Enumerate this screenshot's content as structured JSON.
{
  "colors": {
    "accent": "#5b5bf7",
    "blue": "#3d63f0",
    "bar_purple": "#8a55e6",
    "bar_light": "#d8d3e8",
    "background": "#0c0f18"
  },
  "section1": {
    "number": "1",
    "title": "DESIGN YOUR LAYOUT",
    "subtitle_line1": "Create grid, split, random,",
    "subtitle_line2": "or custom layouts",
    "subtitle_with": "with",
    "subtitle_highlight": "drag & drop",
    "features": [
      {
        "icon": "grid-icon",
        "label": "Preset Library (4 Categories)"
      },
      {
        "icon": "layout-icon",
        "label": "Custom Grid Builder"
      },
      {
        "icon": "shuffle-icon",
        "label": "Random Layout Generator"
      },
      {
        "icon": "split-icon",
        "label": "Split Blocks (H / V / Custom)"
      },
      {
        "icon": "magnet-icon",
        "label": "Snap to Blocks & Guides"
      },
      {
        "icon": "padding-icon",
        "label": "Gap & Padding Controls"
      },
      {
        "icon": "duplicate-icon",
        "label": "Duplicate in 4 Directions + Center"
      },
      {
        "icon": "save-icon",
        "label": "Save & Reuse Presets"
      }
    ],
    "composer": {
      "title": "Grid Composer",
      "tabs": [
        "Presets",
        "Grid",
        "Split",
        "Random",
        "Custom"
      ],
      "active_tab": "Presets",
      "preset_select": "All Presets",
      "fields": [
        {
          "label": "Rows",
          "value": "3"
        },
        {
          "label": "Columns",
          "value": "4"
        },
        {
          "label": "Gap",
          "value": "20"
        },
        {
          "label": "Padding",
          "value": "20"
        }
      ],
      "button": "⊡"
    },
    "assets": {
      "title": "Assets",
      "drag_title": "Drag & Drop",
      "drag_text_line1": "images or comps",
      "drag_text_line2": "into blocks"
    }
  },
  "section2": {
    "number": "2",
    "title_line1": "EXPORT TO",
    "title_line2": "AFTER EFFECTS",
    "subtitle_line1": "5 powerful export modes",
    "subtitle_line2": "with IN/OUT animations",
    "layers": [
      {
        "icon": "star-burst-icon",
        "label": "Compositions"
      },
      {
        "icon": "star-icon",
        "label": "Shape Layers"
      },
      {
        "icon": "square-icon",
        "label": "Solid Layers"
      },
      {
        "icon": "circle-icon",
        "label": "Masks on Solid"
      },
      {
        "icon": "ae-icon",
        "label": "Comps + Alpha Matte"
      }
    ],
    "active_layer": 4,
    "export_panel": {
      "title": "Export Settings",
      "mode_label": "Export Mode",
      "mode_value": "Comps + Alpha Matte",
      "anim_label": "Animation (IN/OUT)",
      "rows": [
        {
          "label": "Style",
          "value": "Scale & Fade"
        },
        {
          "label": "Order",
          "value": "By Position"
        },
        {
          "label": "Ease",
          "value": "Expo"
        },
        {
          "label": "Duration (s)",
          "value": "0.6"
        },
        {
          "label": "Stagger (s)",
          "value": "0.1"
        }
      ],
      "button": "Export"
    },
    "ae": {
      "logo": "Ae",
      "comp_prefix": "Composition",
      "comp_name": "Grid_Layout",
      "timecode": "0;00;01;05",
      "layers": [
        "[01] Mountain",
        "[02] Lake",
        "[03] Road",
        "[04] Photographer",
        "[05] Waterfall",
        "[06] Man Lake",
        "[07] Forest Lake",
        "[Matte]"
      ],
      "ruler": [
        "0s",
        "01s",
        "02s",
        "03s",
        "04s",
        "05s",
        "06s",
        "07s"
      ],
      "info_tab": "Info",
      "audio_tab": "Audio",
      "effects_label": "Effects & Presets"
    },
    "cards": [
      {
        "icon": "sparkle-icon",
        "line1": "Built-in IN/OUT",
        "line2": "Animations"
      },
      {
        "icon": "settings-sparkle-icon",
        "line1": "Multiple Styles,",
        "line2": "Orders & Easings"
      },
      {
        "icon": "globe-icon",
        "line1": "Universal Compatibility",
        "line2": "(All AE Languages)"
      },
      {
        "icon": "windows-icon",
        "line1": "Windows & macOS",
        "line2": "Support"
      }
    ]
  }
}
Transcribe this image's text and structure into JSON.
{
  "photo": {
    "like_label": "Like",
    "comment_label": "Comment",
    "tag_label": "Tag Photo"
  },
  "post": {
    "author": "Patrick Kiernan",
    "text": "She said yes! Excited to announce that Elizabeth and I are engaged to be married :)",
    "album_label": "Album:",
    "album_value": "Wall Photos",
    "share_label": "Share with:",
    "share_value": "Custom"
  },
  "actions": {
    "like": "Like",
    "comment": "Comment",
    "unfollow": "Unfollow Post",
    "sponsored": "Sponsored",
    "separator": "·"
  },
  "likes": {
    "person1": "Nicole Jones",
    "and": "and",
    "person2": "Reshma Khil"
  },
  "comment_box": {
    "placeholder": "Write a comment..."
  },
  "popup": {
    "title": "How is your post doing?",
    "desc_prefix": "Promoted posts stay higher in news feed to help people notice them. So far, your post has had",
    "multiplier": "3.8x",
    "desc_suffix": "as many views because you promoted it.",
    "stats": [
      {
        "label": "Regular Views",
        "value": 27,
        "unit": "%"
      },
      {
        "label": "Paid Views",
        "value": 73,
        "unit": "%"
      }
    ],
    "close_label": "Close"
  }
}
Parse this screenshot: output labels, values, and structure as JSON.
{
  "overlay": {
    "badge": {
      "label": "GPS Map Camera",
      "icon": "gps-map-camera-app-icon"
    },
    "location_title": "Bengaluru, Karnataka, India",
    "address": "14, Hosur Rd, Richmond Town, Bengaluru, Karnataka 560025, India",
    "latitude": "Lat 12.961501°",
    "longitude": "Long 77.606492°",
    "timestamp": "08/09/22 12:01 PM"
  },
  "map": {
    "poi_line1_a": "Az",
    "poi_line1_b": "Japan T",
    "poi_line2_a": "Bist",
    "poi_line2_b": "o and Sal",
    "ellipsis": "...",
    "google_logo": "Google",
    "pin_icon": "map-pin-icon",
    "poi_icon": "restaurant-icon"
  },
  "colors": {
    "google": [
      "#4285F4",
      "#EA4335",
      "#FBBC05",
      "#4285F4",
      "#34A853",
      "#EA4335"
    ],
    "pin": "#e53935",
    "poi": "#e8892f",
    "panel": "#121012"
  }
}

================================

Do this: Look above for the line containing "Parse this screenshot: output", then transcribe it and all lines after it through the last, exactly and with nothing else.

Reply:
Parse this screenshot: output labels, values, and structure as JSON.
{
  "overlay": {
    "badge": {
      "label": "GPS Map Camera",
      "icon": "gps-map-camera-app-icon"
    },
    "location_title": "Bengaluru, Karnataka, India",
    "address": "14, Hosur Rd, Richmond Town, Bengaluru, Karnataka 560025, India",
    "latitude": "Lat 12.961501°",
    "longitude": "Long 77.606492°",
    "timestamp": "08/09/22 12:01 PM"
  },
  "map": {
    "poi_line1_a": "Az",
    "poi_line1_b": "Japan T",
    "poi_line2_a": "Bist",
    "poi_line2_b": "o and Sal",
    "ellipsis": "...",
    "google_logo": "Google",
    "pin_icon": "map-pin-icon",
    "poi_icon": "restaurant-icon"
  },
  "colors": {
    "google": [
      "#4285F4",
      "#EA4335",
      "#FBBC05",
      "#4285F4",
      "#34A853",
      "#EA4335"
    ],
    "pin": "#e53935",
    "poi": "#e8892f",
    "panel": "#121012"
  }
}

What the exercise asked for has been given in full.